Given task: In the entries below, count each line holding the word "ODCE". Answer with the total alone.
━━━━━ Data excerpts
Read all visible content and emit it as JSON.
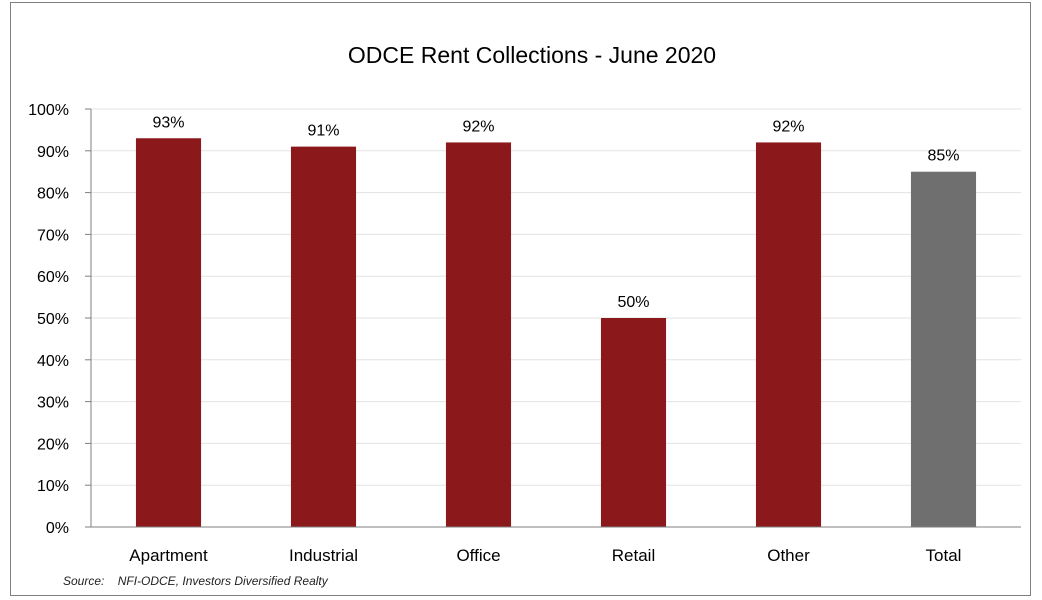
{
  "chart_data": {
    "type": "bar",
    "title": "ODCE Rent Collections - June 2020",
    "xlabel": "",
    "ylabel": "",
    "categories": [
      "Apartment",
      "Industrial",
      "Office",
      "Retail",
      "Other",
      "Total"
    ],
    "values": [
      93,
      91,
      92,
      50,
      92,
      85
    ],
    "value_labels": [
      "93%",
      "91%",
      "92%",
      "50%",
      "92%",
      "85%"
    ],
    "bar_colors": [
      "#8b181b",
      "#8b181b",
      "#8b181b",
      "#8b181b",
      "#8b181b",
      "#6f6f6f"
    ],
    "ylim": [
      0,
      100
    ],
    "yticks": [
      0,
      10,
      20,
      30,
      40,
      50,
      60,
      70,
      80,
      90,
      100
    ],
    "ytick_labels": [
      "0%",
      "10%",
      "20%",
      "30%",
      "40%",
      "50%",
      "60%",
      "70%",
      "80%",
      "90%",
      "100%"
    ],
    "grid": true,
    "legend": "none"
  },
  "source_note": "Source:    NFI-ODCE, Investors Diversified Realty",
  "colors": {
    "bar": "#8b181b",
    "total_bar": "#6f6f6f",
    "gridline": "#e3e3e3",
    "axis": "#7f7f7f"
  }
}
━━━━━━━━━━
Task response: 2